*WRITTEN EXERCISE*
Answer with nothing except the number of lines that contain the word "Body".

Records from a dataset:

::::::::

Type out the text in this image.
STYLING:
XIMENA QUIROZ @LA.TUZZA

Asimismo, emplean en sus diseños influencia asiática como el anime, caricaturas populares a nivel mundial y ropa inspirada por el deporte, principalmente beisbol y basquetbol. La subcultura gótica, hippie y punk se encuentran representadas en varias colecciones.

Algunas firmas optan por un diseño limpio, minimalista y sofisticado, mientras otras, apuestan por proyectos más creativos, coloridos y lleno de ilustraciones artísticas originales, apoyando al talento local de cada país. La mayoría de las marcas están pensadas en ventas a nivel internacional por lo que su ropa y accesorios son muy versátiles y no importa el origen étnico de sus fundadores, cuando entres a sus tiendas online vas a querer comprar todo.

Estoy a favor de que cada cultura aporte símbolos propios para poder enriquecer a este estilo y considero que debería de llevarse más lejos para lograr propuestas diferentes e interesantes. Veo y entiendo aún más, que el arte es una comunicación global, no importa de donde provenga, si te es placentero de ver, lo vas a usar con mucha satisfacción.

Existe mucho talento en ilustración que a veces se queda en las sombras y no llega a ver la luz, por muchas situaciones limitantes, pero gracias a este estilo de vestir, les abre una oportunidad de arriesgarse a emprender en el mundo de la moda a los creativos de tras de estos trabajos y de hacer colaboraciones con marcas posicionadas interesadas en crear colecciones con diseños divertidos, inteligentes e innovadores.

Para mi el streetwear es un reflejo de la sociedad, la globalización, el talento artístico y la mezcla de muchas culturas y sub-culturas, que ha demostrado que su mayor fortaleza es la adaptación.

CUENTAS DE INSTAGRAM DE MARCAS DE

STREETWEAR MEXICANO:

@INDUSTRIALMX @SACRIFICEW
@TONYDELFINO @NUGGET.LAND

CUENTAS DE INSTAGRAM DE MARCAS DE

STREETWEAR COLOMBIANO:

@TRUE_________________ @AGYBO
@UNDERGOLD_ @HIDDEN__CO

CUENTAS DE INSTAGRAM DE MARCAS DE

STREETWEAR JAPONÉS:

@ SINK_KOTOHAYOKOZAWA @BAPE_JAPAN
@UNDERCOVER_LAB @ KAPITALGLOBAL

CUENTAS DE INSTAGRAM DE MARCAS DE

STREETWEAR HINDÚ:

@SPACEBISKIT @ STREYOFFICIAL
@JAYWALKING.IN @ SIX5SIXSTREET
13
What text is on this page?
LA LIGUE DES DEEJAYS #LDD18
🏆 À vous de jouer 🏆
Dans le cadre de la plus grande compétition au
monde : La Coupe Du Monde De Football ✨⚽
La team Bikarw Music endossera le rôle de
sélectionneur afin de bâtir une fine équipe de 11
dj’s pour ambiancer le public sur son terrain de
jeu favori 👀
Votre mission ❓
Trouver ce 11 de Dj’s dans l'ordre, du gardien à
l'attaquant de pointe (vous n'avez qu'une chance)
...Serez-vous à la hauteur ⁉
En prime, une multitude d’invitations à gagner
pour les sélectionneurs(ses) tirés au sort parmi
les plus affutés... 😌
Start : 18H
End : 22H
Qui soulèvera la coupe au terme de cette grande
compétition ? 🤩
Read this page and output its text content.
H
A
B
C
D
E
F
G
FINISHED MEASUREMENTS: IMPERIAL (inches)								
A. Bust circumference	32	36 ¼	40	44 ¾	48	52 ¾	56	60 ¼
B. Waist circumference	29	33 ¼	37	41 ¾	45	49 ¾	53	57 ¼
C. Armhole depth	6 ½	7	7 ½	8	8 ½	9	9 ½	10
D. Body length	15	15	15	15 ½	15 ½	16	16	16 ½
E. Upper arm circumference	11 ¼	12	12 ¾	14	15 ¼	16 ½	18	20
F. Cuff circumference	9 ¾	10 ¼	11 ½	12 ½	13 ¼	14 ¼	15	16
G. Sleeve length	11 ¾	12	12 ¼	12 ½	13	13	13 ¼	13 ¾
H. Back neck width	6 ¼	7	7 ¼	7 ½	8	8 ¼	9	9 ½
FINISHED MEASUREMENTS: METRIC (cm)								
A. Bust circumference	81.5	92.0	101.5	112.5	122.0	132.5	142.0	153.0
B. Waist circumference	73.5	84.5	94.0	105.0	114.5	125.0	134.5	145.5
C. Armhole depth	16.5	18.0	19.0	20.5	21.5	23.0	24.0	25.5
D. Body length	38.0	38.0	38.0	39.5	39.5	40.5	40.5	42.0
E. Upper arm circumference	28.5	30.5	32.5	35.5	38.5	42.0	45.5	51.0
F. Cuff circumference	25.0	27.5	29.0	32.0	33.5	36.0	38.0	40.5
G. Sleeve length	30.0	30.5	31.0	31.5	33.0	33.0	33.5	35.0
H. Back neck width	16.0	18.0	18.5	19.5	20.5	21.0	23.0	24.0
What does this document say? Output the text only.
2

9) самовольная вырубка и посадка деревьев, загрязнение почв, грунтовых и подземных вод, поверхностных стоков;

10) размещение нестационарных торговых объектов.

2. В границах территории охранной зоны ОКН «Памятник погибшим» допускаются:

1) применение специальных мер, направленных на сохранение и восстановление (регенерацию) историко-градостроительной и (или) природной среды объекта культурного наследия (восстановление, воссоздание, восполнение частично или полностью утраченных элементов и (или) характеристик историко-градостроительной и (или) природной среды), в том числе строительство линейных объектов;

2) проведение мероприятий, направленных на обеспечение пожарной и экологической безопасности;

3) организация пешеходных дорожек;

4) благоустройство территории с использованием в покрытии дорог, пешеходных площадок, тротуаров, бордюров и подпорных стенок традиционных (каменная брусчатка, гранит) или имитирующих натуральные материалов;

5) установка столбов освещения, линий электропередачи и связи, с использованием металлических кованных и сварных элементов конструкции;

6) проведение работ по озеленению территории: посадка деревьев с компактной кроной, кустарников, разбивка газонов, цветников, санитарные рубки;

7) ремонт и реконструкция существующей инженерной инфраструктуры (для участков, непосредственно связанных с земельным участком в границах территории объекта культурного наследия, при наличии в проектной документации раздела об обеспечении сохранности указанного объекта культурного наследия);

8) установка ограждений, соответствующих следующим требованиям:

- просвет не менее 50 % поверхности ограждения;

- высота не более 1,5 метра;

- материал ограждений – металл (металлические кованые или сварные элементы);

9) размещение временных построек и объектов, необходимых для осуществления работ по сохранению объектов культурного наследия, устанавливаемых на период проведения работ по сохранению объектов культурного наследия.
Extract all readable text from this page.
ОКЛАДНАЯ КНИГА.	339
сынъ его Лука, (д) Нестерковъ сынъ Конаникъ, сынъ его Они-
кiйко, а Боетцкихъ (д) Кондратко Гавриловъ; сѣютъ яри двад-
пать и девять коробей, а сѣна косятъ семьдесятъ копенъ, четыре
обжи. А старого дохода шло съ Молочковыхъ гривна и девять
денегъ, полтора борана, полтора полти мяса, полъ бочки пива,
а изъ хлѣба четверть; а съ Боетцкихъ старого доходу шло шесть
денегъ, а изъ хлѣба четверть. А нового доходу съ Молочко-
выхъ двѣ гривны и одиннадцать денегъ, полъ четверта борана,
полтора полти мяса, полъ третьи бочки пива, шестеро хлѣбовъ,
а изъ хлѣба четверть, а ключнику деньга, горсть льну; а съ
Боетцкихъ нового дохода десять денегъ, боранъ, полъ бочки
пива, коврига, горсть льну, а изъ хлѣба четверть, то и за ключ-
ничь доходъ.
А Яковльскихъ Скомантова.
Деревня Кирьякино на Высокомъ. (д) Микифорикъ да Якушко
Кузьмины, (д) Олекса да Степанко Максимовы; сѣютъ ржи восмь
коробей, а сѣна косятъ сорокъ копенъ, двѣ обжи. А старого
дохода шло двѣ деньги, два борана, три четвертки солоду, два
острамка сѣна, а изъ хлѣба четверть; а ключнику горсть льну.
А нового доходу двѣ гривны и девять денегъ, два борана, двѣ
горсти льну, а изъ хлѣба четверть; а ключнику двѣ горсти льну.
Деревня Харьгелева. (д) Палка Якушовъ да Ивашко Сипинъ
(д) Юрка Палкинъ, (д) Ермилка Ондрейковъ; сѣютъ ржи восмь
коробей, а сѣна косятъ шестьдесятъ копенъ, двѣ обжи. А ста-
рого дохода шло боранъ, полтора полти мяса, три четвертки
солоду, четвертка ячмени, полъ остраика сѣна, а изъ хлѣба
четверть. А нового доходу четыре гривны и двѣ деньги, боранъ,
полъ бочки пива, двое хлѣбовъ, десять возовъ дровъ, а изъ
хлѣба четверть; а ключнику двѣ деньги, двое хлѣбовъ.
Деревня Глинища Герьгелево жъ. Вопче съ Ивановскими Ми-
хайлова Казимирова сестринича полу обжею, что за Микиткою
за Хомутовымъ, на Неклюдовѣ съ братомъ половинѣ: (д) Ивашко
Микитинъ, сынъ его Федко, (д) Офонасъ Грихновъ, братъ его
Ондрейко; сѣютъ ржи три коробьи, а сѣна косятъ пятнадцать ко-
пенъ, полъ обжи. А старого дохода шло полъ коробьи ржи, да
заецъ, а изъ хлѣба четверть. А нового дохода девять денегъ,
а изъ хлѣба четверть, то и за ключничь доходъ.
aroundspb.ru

::::::::

*WRITTEN RESPONSE*
2